### Description of the task:
Copy the lines that follow, keeping every character the same.
═════ Exercise data ═════
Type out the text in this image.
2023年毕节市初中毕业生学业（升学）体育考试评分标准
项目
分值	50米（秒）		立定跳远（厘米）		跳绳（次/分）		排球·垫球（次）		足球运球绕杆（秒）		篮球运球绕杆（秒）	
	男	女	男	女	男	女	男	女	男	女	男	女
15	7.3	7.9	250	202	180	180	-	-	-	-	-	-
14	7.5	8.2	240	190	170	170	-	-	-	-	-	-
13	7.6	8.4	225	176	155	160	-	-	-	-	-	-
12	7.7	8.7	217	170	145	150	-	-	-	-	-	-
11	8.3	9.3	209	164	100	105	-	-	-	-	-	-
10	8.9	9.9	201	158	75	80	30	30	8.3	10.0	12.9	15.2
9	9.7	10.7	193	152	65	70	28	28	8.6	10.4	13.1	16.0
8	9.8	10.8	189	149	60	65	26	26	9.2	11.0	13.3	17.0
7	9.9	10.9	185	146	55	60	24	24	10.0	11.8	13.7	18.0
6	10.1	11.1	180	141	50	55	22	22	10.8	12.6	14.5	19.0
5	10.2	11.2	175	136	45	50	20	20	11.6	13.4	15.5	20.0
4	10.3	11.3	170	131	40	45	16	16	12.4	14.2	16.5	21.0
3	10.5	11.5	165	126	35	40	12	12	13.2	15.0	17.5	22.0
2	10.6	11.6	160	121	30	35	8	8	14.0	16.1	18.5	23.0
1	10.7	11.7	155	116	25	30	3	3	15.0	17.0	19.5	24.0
═════
### Solution for this problem:
Type out the text in this image.
2023年毕节市初中毕业生学业（升学）体育考试评分标准
项目
分值	50米（秒）		立定跳远（厘米）		跳绳（次/分）		排球·垫球（次）		足球运球绕杆（秒）		篮球运球绕杆（秒）	
	男	女	男	女	男	女	男	女	男	女	男	女
15	7.3	7.9	250	202	180	180	-	-	-	-	-	-
14	7.5	8.2	240	190	170	170	-	-	-	-	-	-
13	7.6	8.4	225	176	155	160	-	-	-	-	-	-
12	7.7	8.7	217	170	145	150	-	-	-	-	-	-
11	8.3	9.3	209	164	100	105	-	-	-	-	-	-
10	8.9	9.9	201	158	75	80	30	30	8.3	10.0	12.9	15.2
9	9.7	10.7	193	152	65	70	28	28	8.6	10.4	13.1	16.0
8	9.8	10.8	189	149	60	65	26	26	9.2	11.0	13.3	17.0
7	9.9	10.9	185	146	55	60	24	24	10.0	11.8	13.7	18.0
6	10.1	11.1	180	141	50	55	22	22	10.8	12.6	14.5	19.0
5	10.2	11.2	175	136	45	50	20	20	11.6	13.4	15.5	20.0
4	10.3	11.3	170	131	40	45	16	16	12.4	14.2	16.5	21.0
3	10.5	11.5	165	126	35	40	12	12	13.2	15.0	17.5	22.0
2	10.6	11.6	160	121	30	35	8	8	14.0	16.1	18.5	23.0
1	10.7	11.7	155	116	25	30	3	3	15.0	17.0	19.5	24.0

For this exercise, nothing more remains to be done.